[Stored data]
******

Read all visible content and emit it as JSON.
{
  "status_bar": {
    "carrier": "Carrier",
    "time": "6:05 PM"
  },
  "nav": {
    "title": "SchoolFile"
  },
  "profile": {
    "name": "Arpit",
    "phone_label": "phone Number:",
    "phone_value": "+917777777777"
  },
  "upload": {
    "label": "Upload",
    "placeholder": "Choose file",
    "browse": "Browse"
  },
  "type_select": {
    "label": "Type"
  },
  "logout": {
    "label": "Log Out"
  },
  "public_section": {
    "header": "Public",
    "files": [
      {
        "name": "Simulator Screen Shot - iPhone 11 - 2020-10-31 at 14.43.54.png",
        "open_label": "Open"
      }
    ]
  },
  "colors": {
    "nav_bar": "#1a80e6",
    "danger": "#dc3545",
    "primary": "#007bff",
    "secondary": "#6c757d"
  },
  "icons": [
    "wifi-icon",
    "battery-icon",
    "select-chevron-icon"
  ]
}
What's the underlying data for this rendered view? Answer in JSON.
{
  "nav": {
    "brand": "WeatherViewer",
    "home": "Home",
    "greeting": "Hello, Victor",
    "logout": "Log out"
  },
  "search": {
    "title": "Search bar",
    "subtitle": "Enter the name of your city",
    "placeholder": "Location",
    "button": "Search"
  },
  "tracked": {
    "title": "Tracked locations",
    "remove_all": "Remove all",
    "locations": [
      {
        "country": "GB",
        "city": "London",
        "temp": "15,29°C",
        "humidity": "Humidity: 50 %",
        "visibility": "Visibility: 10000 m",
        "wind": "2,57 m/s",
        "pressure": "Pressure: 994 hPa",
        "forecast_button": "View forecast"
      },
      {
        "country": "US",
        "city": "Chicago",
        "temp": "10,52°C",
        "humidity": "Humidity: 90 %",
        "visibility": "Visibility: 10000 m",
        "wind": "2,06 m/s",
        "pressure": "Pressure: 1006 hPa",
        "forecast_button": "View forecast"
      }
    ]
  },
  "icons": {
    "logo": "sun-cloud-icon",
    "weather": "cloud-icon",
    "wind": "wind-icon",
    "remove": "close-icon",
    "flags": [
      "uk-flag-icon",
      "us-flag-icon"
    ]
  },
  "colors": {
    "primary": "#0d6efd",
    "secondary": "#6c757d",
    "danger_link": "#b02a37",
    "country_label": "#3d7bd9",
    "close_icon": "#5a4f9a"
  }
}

******

▶ WHAT IS REQUIRED: Retype the whole listing, matching it exactly.

▶ RESULT FOR THIS EXERCISE:
Read all visible content and emit it as JSON.
{
  "status_bar": {
    "carrier": "Carrier",
    "time": "6:05 PM"
  },
  "nav": {
    "title": "SchoolFile"
  },
  "profile": {
    "name": "Arpit",
    "phone_label": "phone Number:",
    "phone_value": "+917777777777"
  },
  "upload": {
    "label": "Upload",
    "placeholder": "Choose file",
    "browse": "Browse"
  },
  "type_select": {
    "label": "Type"
  },
  "logout": {
    "label": "Log Out"
  },
  "public_section": {
    "header": "Public",
    "files": [
      {
        "name": "Simulator Screen Shot - iPhone 11 - 2020-10-31 at 14.43.54.png",
        "open_label": "Open"
      }
    ]
  },
  "colors": {
    "nav_bar": "#1a80e6",
    "danger": "#dc3545",
    "primary": "#007bff",
    "secondary": "#6c757d"
  },
  "icons": [
    "wifi-icon",
    "battery-icon",
    "select-chevron-icon"
  ]
}
What's the underlying data for this rendered view? Answer in JSON.
{
  "nav": {
    "brand": "WeatherViewer",
    "home": "Home",
    "greeting": "Hello, Victor",
    "logout": "Log out"
  },
  "search": {
    "title": "Search bar",
    "subtitle": "Enter the name of your city",
    "placeholder": "Location",
    "button": "Search"
  },
  "tracked": {
    "title": "Tracked locations",
    "remove_all": "Remove all",
    "locations": [
      {
        "country": "GB",
        "city": "London",
        "temp": "15,29°C",
        "humidity": "Humidity: 50 %",
        "visibility": "Visibility: 10000 m",
        "wind": "2,57 m/s",
        "pressure": "Pressure: 994 hPa",
        "forecast_button": "View forecast"
      },
      {
        "country": "US",
        "city": "Chicago",
        "temp": "10,52°C",
        "humidity": "Humidity: 90 %",
        "visibility": "Visibility: 10000 m",
        "wind": "2,06 m/s",
        "pressure": "Pressure: 1006 hPa",
        "forecast_button": "View forecast"
      }
    ]
  },
  "icons": {
    "logo": "sun-cloud-icon",
    "weather": "cloud-icon",
    "wind": "wind-icon",
    "remove": "close-icon",
    "flags": [
      "uk-flag-icon",
      "us-flag-icon"
    ]
  },
  "colors": {
    "primary": "#0d6efd",
    "secondary": "#6c757d",
    "danger_link": "#b02a37",
    "country_label": "#3d7bd9",
    "close_icon": "#5a4f9a"
  }
}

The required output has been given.